─── Source extract

Audiobook Review: Blood Meridian Or The Evening Sun in the West (1985) by Cormac McCarthy

 Audiobook Review
 Blood Meridian Or The Evening Sun in the West (1985)
by Cormac McCarthy


   The NYT announced with fanfare last month that they would be formally reviewing Audiobooks as separate works from the underlying print/ebook.  That's a huge shift since their prior recognition of the form was a semi-regular "AUDIOBOOKS" round up in their weekly book review.  If you've been reading this blog, you'll know that I've been a fan of Audiobooks for years because of all the driving I do back and forth between San Diego and Los Angeles.  I also rarely miss a chance to shill for the Libby library app, which allows you to check out Audiobooks for free from your local library- as valuable an app as I possess considering the price of an individual audiobook or Audible subscription. 

    Cormac McCarthy died earlier this year, which is a traditional trigger for evaluating an artistic career.  Not that McCarthy has much to worry about in that department.  Besides never winning the Nobel Prize, there wasn't much he didn't accomplish, and he did it all without prostituting himself to the cultural-industrial complex.  Whether you like his writing or not, like Bob Dylan, you have to respect his ability to do exactly what he wanted without caring about an audience, critical or popular. 

Here's a list of the McCarthy books I've read and written about- I've already done an Audiobook specific review of The Road.  I'm missing his first two books and his last two to make the set:

Child of God  (1973)
Suttree (1979)
Blood Meridian or the Evening Sun in the West (1985)
 All the Pretty Horses  (1992)
The Crossing (1994)
Cities of the Plain (1998)
The Road (2006) 
No Country for Old Men (2005)

  There can be no doubt that Blood Meridian was his breakout commercial AND critical hit.   My sense is that before Blood Meridian was released, McCarthy was four novels into his career, and he'd convinced his publisher that something was there worth supporting (this being the early 1980's and a reasonably good time to be publishing literary fiction), but he hadn't broken through with either the critics or the public.

  I went back and read the contemporary NYT review for Suttree published on February 18th, 1979, and it's clear that McCarthy wasn't close to a household name in 1979.  You can also see that this was still the case when Blood Meridian was reviewed by the NYT in 1985, it's a respectful review where the author clearly has an understanding of the appeal and potential of the book and author, but there are no references to the fact that McCarthy was already a cultural phenomenon. 

  My idea is that I'm going to go back and listen to all the McCarthy Audiobooks before I polish off the last four books I haven't read.  It was pretty straight forward for The Road, published in 2006 and after McCarthy had cemented his reputation with the Border Trilogy-  so it got an Audiobook published at the same time as the novel itself.  Things were less straightforward with Blood Meridian. Originally I checked out an eight hour abridged version before I found the unabridged 13 hour version narrated by Richard Poe and published in 2007.  The abridged version came out in 2009 and was narrated by Robert Slade.  I ended up listening to almost half the abridged version, so I can tell you that one thing the abridged version does is edit out the prolific and frequent use of the "n-word"- often used by the characters to refer to Native Americans.

──────
─── Stored data

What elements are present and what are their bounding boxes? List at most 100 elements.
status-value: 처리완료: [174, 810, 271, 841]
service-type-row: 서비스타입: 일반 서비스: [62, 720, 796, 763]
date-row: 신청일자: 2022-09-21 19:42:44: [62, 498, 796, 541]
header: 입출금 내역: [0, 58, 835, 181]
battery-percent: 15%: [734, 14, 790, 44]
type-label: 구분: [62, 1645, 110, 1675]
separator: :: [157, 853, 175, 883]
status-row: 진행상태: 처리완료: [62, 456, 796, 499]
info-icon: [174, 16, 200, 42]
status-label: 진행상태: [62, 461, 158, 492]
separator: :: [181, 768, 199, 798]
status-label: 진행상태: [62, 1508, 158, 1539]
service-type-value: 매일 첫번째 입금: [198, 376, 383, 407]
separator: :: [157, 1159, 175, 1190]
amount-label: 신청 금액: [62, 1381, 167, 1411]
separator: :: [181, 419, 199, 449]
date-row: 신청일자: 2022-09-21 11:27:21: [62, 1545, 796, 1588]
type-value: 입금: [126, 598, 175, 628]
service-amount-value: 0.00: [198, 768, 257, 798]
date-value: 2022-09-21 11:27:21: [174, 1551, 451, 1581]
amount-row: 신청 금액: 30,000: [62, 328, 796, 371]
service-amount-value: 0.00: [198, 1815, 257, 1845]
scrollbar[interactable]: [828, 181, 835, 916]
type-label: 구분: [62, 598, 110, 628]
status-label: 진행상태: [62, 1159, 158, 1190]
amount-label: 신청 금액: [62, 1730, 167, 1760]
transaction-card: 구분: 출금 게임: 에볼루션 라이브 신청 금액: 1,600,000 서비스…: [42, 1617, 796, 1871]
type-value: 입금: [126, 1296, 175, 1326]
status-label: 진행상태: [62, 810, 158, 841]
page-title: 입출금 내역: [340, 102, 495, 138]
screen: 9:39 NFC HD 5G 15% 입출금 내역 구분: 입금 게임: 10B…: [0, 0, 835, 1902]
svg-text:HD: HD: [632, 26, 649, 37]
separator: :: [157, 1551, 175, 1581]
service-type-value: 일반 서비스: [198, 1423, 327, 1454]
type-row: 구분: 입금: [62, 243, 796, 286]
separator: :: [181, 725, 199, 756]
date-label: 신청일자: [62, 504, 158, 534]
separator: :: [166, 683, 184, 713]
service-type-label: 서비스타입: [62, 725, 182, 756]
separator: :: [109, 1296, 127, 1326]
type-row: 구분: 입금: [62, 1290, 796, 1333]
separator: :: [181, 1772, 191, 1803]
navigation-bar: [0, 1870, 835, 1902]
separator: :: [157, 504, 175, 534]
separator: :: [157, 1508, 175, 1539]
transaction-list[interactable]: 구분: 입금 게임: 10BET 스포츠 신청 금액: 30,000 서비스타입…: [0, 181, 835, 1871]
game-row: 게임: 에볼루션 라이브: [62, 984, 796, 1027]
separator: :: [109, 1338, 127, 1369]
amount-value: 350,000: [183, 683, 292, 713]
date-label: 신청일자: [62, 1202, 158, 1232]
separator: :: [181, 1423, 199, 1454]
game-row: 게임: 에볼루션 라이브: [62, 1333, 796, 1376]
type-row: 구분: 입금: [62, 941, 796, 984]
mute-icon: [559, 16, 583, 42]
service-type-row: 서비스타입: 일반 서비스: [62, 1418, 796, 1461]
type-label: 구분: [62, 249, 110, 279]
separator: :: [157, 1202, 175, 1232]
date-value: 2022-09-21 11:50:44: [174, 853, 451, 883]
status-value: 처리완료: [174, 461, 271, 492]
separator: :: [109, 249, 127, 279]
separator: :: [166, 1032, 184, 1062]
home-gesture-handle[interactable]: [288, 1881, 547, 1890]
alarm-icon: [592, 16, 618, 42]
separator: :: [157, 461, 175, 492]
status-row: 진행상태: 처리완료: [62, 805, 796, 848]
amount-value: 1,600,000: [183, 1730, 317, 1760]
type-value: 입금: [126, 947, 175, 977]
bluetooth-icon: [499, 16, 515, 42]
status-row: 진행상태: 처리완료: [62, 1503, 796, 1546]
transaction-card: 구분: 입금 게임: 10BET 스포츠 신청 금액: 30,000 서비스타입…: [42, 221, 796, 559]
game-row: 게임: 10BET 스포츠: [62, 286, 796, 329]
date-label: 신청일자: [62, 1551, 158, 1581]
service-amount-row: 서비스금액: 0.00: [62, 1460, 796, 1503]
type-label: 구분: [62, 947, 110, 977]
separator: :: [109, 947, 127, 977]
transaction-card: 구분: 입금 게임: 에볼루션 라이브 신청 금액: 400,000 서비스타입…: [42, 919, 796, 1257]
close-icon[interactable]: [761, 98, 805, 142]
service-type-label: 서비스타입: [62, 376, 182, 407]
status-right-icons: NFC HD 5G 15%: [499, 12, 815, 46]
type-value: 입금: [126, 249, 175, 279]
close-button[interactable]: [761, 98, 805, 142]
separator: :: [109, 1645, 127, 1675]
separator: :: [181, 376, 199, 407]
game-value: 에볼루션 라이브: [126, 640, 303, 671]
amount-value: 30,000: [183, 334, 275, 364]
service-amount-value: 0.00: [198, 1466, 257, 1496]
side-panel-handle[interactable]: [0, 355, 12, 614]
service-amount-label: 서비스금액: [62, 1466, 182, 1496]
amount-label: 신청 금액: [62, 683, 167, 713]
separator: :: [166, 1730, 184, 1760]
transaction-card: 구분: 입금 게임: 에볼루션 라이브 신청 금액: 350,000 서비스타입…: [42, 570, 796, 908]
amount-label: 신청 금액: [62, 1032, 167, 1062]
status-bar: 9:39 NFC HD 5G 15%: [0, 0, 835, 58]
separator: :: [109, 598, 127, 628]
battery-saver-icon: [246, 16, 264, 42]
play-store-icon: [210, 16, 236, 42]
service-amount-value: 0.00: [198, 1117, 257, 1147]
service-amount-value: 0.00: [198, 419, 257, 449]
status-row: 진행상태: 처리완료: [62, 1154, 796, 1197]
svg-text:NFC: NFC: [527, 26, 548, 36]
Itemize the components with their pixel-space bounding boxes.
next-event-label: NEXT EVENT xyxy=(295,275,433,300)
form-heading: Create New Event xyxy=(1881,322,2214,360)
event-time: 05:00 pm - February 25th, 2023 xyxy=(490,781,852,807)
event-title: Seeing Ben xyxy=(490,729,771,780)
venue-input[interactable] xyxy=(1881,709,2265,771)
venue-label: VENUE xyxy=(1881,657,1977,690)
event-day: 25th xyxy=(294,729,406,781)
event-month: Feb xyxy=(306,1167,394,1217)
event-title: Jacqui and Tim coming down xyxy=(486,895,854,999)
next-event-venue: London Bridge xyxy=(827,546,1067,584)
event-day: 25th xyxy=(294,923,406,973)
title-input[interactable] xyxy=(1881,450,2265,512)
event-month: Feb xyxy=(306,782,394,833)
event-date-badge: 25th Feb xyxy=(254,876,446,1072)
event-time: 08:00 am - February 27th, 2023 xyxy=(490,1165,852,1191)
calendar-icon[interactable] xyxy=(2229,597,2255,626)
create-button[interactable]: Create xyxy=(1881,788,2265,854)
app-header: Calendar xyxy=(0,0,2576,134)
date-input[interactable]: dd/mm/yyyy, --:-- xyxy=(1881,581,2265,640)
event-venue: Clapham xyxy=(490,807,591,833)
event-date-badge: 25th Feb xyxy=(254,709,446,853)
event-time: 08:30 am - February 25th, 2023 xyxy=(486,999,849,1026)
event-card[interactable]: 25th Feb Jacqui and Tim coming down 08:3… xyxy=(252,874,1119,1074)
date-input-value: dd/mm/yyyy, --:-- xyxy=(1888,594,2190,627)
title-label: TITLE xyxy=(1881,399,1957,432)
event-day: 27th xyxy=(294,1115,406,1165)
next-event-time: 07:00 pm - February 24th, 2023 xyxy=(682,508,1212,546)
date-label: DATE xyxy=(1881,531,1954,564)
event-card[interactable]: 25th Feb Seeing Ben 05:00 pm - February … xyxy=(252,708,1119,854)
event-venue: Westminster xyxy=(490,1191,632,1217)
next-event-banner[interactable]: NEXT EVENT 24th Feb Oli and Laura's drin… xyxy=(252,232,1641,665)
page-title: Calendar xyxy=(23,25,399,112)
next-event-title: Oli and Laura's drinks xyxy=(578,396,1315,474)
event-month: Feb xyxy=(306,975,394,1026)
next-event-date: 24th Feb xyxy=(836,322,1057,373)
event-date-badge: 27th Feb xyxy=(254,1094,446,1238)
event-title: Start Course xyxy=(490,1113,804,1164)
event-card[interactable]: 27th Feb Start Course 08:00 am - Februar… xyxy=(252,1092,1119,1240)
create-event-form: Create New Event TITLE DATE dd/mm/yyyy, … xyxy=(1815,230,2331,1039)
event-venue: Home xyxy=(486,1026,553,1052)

──────

- **Written request 1**
According to the Blood Meridian audiobook review, who narrated the unabridged 13-hour version?
- **Written request 2**
Pick up the Blood Meridian audiobook review after its last sentence and keep writing.
The records aren't needed for anything here.

- **Task response 1**
Richard Poe

- **Task response 2**
   The unabridged edition, on the other hand, captures McCarthy in his full glory- I think you can make the argument that an unabridged Audiobook of many of his works competes with the books themselves.  Certainly that's the case with Blood Meridian, where the distractions of McCarthy's austere punctuation are absent and you actually hear these characters make the speeches from the book, instead of having to do them in your head as a reader. 

    This is my second time through the book after reading it back in 2016- loved, loved, loved it back then.  Since then it's never been far from my thoughts, more so than the Border Trilogy, which is great, but, you know, a trilogy.  I've driven out to Yuma a dozen times and stopped at the Territorial Prison and overlooked where I imagine the ferry crossed the Colorado river in the book.  This time through, it seemed to me that the central fact of the book is what the character of Judge Holden says about War, which he addresses for the first time in Chapter 17:

The judge cracked with the back of an axe the shinbone on an antelope and the hot marrow dripped smoking on the stones. They watched him. The subject was war.

The good book says that he that lives by the sword shall perish by the sword, said the black.

The judge smiled, his face shining with grease.

What right man would have it any other way? he said.

The good book does indeed count war an evil, said Irving. Yet there’s many a bloody tale of war inside it.

It makes no difference what men think of war, said the judge. War endures. As well ask men what they think of stone. War was always here. Before man was, war waited for him. The ultimate trade awaiting its ultimate practitioner. That is the way it was and will be. That way and not some other way.

He turned to Brown, from whom he’d heard some whispered slur or demurrer. Ah Davy, he said. It’s your own trade we honor here. Why not rather take a small bow. Let each acknowledge each.

My trade?

Certainly.

What is my trade?

War. War is your trade. Is it not?

And it aint yours?

Mine too. Very much so.

What about all them notebooks and bones and stuff?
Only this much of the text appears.